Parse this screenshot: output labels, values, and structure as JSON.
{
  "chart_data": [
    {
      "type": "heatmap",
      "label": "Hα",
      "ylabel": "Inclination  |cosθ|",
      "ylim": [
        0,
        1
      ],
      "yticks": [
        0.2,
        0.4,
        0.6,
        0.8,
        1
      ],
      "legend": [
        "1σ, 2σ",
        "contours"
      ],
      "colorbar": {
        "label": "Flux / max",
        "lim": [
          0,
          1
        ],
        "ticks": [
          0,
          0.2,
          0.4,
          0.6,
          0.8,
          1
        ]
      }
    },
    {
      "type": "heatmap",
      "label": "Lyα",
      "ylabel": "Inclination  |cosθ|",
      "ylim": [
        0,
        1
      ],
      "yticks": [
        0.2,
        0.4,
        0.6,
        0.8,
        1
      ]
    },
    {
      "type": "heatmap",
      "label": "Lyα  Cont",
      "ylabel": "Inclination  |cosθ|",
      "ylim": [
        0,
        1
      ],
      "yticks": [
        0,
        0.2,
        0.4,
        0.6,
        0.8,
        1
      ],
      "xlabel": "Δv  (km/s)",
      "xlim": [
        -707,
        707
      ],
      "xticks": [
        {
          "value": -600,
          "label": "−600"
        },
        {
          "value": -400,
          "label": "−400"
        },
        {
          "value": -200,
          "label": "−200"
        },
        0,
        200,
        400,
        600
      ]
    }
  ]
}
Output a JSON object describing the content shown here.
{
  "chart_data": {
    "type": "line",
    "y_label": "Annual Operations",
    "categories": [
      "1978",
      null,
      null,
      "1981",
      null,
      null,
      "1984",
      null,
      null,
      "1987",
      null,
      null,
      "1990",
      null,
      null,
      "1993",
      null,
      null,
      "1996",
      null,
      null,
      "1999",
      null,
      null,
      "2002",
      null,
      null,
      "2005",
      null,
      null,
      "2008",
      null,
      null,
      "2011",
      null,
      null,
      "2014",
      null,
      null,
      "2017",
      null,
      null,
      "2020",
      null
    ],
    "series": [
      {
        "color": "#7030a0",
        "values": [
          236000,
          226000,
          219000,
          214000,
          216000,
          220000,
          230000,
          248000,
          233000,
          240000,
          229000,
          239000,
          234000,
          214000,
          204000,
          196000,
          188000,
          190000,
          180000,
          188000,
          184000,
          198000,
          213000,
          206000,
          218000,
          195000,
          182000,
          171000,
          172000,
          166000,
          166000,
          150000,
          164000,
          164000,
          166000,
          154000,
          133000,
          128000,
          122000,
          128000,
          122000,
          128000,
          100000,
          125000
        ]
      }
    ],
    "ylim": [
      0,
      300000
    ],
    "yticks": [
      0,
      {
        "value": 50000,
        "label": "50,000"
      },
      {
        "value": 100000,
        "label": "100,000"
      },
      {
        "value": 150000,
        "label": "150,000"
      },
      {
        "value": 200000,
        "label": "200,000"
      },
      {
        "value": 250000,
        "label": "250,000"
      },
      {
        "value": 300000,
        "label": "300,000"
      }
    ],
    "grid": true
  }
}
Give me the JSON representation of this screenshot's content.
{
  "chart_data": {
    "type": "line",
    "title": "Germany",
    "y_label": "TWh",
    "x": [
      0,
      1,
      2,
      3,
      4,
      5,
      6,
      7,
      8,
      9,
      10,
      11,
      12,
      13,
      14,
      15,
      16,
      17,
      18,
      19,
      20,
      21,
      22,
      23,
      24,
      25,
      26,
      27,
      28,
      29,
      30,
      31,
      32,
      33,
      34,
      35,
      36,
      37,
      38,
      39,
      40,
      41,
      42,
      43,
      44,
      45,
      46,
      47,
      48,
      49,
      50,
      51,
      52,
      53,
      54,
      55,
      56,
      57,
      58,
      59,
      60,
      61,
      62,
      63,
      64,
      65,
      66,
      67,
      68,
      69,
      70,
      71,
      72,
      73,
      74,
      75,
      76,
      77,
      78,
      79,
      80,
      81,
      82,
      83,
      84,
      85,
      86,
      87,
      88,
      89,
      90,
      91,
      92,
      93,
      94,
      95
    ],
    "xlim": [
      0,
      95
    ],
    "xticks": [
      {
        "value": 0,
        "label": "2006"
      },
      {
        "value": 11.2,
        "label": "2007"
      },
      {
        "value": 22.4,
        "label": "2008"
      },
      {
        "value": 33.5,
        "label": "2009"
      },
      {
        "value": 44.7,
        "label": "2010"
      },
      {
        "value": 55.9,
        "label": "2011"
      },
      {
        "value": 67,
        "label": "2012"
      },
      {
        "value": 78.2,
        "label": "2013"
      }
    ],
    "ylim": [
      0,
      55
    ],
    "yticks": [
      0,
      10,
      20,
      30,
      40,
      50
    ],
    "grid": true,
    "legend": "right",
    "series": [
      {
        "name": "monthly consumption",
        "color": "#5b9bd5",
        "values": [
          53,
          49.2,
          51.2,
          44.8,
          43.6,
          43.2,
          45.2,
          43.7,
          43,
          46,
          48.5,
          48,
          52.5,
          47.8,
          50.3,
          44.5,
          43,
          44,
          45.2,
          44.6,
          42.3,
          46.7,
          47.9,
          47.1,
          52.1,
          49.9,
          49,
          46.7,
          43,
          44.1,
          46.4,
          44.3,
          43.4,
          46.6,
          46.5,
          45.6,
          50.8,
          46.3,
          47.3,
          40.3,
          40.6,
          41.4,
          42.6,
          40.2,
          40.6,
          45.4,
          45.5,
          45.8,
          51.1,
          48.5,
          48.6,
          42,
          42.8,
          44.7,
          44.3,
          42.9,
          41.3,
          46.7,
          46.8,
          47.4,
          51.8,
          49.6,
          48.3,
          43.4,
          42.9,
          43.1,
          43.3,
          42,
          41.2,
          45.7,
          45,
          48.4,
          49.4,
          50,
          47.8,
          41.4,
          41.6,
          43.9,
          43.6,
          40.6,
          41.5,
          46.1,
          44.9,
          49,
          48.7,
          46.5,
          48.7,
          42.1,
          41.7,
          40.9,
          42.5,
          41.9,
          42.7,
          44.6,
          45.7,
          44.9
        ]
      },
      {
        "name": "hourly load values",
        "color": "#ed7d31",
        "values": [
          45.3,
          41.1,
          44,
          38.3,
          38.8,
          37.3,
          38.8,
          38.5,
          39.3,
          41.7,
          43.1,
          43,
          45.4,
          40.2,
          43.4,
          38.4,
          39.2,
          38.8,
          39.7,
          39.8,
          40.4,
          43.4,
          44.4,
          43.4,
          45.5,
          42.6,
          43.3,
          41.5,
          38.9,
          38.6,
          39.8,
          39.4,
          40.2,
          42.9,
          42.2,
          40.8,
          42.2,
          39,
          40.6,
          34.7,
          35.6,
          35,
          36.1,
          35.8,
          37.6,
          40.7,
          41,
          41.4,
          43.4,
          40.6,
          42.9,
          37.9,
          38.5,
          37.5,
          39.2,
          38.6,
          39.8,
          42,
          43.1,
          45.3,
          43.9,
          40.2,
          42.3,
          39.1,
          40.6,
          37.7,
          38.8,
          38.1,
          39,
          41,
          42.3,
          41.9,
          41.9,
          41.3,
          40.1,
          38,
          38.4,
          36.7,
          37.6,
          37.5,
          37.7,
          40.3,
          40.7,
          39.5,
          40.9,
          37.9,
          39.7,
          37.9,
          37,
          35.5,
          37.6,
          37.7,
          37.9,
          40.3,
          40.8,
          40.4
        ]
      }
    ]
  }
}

◇ ◇ ◇ ◇ ◇ ◇ ◇

# WORK TO BE COMPLETED
Reproduce each line verbatim.

# FULL ANSWER
Parse this screenshot: output labels, values, and structure as JSON.
{
  "chart_data": [
    {
      "type": "heatmap",
      "label": "Hα",
      "ylabel": "Inclination  |cosθ|",
      "ylim": [
        0,
        1
      ],
      "yticks": [
        0.2,
        0.4,
        0.6,
        0.8,
        1
      ],
      "legend": [
        "1σ, 2σ",
        "contours"
      ],
      "colorbar": {
        "label": "Flux / max",
        "lim": [
          0,
          1
        ],
        "ticks": [
          0,
          0.2,
          0.4,
          0.6,
          0.8,
          1
        ]
      }
    },
    {
      "type": "heatmap",
      "label": "Lyα",
      "ylabel": "Inclination  |cosθ|",
      "ylim": [
        0,
        1
      ],
      "yticks": [
        0.2,
        0.4,
        0.6,
        0.8,
        1
      ]
    },
    {
      "type": "heatmap",
      "label": "Lyα  Cont",
      "ylabel": "Inclination  |cosθ|",
      "ylim": [
        0,
        1
      ],
      "yticks": [
        0,
        0.2,
        0.4,
        0.6,
        0.8,
        1
      ],
      "xlabel": "Δv  (km/s)",
      "xlim": [
        -707,
        707
      ],
      "xticks": [
        {
          "value": -600,
          "label": "−600"
        },
        {
          "value": -400,
          "label": "−400"
        },
        {
          "value": -200,
          "label": "−200"
        },
        0,
        200,
        400,
        600
      ]
    }
  ]
}
Output a JSON object describing the content shown here.
{
  "chart_data": {
    "type": "line",
    "y_label": "Annual Operations",
    "categories": [
      "1978",
      null,
      null,
      "1981",
      null,
      null,
      "1984",
      null,
      null,
      "1987",
      null,
      null,
      "1990",
      null,
      null,
      "1993",
      null,
      null,
      "1996",
      null,
      null,
      "1999",
      null,
      null,
      "2002",
      null,
      null,
      "2005",
      null,
      null,
      "2008",
      null,
      null,
      "2011",
      null,
      null,
      "2014",
      null,
      null,
      "2017",
      null,
      null,
      "2020",
      null
    ],
    "series": [
      {
        "color": "#7030a0",
        "values": [
          236000,
          226000,
          219000,
          214000,
          216000,
          220000,
          230000,
          248000,
          233000,
          240000,
          229000,
          239000,
          234000,
          214000,
          204000,
          196000,
          188000,
          190000,
          180000,
          188000,
          184000,
          198000,
          213000,
          206000,
          218000,
          195000,
          182000,
          171000,
          172000,
          166000,
          166000,
          150000,
          164000,
          164000,
          166000,
          154000,
          133000,
          128000,
          122000,
          128000,
          122000,
          128000,
          100000,
          125000
        ]
      }
    ],
    "ylim": [
      0,
      300000
    ],
    "yticks": [
      0,
      {
        "value": 50000,
        "label": "50,000"
      },
      {
        "value": 100000,
        "label": "100,000"
      },
      {
        "value": 150000,
        "label": "150,000"
      },
      {
        "value": 200000,
        "label": "200,000"
      },
      {
        "value": 250000,
        "label": "250,000"
      },
      {
        "value": 300000,
        "label": "300,000"
      }
    ],
    "grid": true
  }
}
Give me the JSON representation of this screenshot's content.
{
  "chart_data": {
    "type": "line",
    "title": "Germany",
    "y_label": "TWh",
    "x": [
      0,
      1,
      2,
      3,
      4,
      5,
      6,
      7,
      8,
      9,
      10,
      11,
      12,
      13,
      14,
      15,
      16,
      17,
      18,
      19,
      20,
      21,
      22,
      23,
      24,
      25,
      26,
      27,
      28,
      29,
      30,
      31,
      32,
      33,
      34,
      35,
      36,
      37,
      38,
      39,
      40,
      41,
      42,
      43,
      44,
      45,
      46,
      47,
      48,
      49,
      50,
      51,
      52,
      53,
      54,
      55,
      56,
      57,
      58,
      59,
      60,
      61,
      62,
      63,
      64,
      65,
      66,
      67,
      68,
      69,
      70,
      71,
      72,
      73,
      74,
      75,
      76,
      77,
      78,
      79,
      80,
      81,
      82,
      83,
      84,
      85,
      86,
      87,
      88,
      89,
      90,
      91,
      92,
      93,
      94,
      95
    ],
    "xlim": [
      0,
      95
    ],
    "xticks": [
      {
        "value": 0,
        "label": "2006"
      },
      {
        "value": 11.2,
        "label": "2007"
      },
      {
        "value": 22.4,
        "label": "2008"
      },
      {
        "value": 33.5,
        "label": "2009"
      },
      {
        "value": 44.7,
        "label": "2010"
      },
      {
        "value": 55.9,
        "label": "2011"
      },
      {
        "value": 67,
        "label": "2012"
      },
      {
        "value": 78.2,
        "label": "2013"
      }
    ],
    "ylim": [
      0,
      55
    ],
    "yticks": [
      0,
      10,
      20,
      30,
      40,
      50
    ],
    "grid": true,
    "legend": "right",
    "series": [
      {
        "name": "monthly consumption",
        "color": "#5b9bd5",
        "values": [
          53,
          49.2,
          51.2,
          44.8,
          43.6,
          43.2,
          45.2,
          43.7,
          43,
          46,
          48.5,
          48,
          52.5,
          47.8,
          50.3,
          44.5,
          43,
          44,
          45.2,
          44.6,
          42.3,
          46.7,
          47.9,
          47.1,
          52.1,
          49.9,
          49,
          46.7,
          43,
          44.1,
          46.4,
          44.3,
          43.4,
          46.6,
          46.5,
          45.6,
          50.8,
          46.3,
          47.3,
          40.3,
          40.6,
          41.4,
          42.6,
          40.2,
          40.6,
          45.4,
          45.5,
          45.8,
          51.1,
          48.5,
          48.6,
          42,
          42.8,
          44.7,
          44.3,
          42.9,
          41.3,
          46.7,
          46.8,
          47.4,
          51.8,
          49.6,
          48.3,
          43.4,
          42.9,
          43.1,
          43.3,
          42,
          41.2,
          45.7,
          45,
          48.4,
          49.4,
          50,
          47.8,
          41.4,
          41.6,
          43.9,
          43.6,
          40.6,
          41.5,
          46.1,
          44.9,
          49,
          48.7,
          46.5,
          48.7,
          42.1,
          41.7,
          40.9,
          42.5,
          41.9,
          42.7,
          44.6,
          45.7,
          44.9
        ]
      },
      {
        "name": "hourly load values",
        "color": "#ed7d31",
        "values": [
          45.3,
          41.1,
          44,
          38.3,
          38.8,
          37.3,
          38.8,
          38.5,
          39.3,
          41.7,
          43.1,
          43,
          45.4,
          40.2,
          43.4,
          38.4,
          39.2,
          38.8,
          39.7,
          39.8,
          40.4,
          43.4,
          44.4,
          43.4,
          45.5,
          42.6,
          43.3,
          41.5,
          38.9,
          38.6,
          39.8,
          39.4,
          40.2,
          42.9,
          42.2,
          40.8,
          42.2,
          39,
          40.6,
          34.7,
          35.6,
          35,
          36.1,
          35.8,
          37.6,
          40.7,
          41,
          41.4,
          43.4,
          40.6,
          42.9,
          37.9,
          38.5,
          37.5,
          39.2,
          38.6,
          39.8,
          42,
          43.1,
          45.3,
          43.9,
          40.2,
          42.3,
          39.1,
          40.6,
          37.7,
          38.8,
          38.1,
          39,
          41,
          42.3,
          41.9,
          41.9,
          41.3,
          40.1,
          38,
          38.4,
          36.7,
          37.6,
          37.5,
          37.7,
          40.3,
          40.7,
          39.5,
          40.9,
          37.9,
          39.7,
          37.9,
          37,
          35.5,
          37.6,
          37.7,
          37.9,
          40.3,
          40.8,
          40.4
        ]
      }
    ]
  }
}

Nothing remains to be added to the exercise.